_SET EXERCISE_: Transcribe the records in full, keeping every character as it is.

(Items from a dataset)
----
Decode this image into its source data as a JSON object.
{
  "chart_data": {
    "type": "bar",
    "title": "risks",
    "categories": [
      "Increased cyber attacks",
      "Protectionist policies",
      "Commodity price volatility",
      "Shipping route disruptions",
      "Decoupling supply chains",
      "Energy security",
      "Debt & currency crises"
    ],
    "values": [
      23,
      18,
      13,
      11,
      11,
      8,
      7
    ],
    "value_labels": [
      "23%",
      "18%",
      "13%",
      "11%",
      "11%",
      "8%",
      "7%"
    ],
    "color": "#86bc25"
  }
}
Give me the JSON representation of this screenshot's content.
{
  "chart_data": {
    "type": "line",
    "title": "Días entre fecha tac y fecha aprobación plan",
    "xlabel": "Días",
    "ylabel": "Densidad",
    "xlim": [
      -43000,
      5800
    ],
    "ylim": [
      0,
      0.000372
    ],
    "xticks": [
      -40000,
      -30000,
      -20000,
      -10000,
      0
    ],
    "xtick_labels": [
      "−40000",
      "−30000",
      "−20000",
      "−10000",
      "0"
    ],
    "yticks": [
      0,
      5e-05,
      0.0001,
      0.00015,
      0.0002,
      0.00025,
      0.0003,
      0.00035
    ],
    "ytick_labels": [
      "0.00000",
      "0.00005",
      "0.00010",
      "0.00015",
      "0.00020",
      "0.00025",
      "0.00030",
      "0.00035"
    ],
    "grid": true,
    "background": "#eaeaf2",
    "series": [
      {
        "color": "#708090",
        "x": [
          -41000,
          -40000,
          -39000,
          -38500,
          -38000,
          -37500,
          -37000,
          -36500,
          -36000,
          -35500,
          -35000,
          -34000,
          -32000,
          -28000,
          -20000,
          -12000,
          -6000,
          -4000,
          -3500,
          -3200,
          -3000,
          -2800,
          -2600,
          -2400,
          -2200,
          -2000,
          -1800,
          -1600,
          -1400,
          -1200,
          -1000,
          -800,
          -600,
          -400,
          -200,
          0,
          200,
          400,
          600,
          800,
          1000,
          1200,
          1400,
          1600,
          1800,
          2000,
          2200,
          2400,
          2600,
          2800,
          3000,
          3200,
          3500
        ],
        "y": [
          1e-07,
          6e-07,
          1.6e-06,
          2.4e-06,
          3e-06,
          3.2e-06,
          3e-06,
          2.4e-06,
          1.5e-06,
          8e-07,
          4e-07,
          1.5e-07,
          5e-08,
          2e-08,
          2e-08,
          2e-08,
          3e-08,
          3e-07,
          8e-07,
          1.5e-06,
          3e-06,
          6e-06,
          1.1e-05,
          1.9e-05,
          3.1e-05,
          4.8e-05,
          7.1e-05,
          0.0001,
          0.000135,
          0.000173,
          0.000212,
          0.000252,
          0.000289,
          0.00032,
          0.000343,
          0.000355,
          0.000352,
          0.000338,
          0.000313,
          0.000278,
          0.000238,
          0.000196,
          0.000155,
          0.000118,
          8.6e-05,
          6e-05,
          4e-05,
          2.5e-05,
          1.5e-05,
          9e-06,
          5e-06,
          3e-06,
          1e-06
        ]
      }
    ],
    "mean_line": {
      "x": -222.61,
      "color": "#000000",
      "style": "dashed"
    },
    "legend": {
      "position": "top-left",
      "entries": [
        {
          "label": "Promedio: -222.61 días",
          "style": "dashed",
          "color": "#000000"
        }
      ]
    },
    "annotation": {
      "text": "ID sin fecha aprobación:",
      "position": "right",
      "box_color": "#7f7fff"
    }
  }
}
----
_TASK SOLUTION_:
Decode this image into its source data as a JSON object.
{
  "chart_data": {
    "type": "bar",
    "title": "risks",
    "categories": [
      "Increased cyber attacks",
      "Protectionist policies",
      "Commodity price volatility",
      "Shipping route disruptions",
      "Decoupling supply chains",
      "Energy security",
      "Debt & currency crises"
    ],
    "values": [
      23,
      18,
      13,
      11,
      11,
      8,
      7
    ],
    "value_labels": [
      "23%",
      "18%",
      "13%",
      "11%",
      "11%",
      "8%",
      "7%"
    ],
    "color": "#86bc25"
  }
}
Give me the JSON representation of this screenshot's content.
{
  "chart_data": {
    "type": "line",
    "title": "Días entre fecha tac y fecha aprobación plan",
    "xlabel": "Días",
    "ylabel": "Densidad",
    "xlim": [
      -43000,
      5800
    ],
    "ylim": [
      0,
      0.000372
    ],
    "xticks": [
      -40000,
      -30000,
      -20000,
      -10000,
      0
    ],
    "xtick_labels": [
      "−40000",
      "−30000",
      "−20000",
      "−10000",
      "0"
    ],
    "yticks": [
      0,
      5e-05,
      0.0001,
      0.00015,
      0.0002,
      0.00025,
      0.0003,
      0.00035
    ],
    "ytick_labels": [
      "0.00000",
      "0.00005",
      "0.00010",
      "0.00015",
      "0.00020",
      "0.00025",
      "0.00030",
      "0.00035"
    ],
    "grid": true,
    "background": "#eaeaf2",
    "series": [
      {
        "color": "#708090",
        "x": [
          -41000,
          -40000,
          -39000,
          -38500,
          -38000,
          -37500,
          -37000,
          -36500,
          -36000,
          -35500,
          -35000,
          -34000,
          -32000,
          -28000,
          -20000,
          -12000,
          -6000,
          -4000,
          -3500,
          -3200,
          -3000,
          -2800,
          -2600,
          -2400,
          -2200,
          -2000,
          -1800,
          -1600,
          -1400,
          -1200,
          -1000,
          -800,
          -600,
          -400,
          -200,
          0,
          200,
          400,
          600,
          800,
          1000,
          1200,
          1400,
          1600,
          1800,
          2000,
          2200,
          2400,
          2600,
          2800,
          3000,
          3200,
          3500
        ],
        "y": [
          1e-07,
          6e-07,
          1.6e-06,
          2.4e-06,
          3e-06,
          3.2e-06,
          3e-06,
          2.4e-06,
          1.5e-06,
          8e-07,
          4e-07,
          1.5e-07,
          5e-08,
          2e-08,
          2e-08,
          2e-08,
          3e-08,
          3e-07,
          8e-07,
          1.5e-06,
          3e-06,
          6e-06,
          1.1e-05,
          1.9e-05,
          3.1e-05,
          4.8e-05,
          7.1e-05,
          0.0001,
          0.000135,
          0.000173,
          0.000212,
          0.000252,
          0.000289,
          0.00032,
          0.000343,
          0.000355,
          0.000352,
          0.000338,
          0.000313,
          0.000278,
          0.000238,
          0.000196,
          0.000155,
          0.000118,
          8.6e-05,
          6e-05,
          4e-05,
          2.5e-05,
          1.5e-05,
          9e-06,
          5e-06,
          3e-06,
          1e-06
        ]
      }
    ],
    "mean_line": {
      "x": -222.61,
      "color": "#000000",
      "style": "dashed"
    },
    "legend": {
      "position": "top-left",
      "entries": [
        {
          "label": "Promedio: -222.61 días",
          "style": "dashed",
          "color": "#000000"
        }
      ]
    },
    "annotation": {
      "text": "ID sin fecha aprobación:",
      "position": "right",
      "box_color": "#7f7fff"
    }
  }
}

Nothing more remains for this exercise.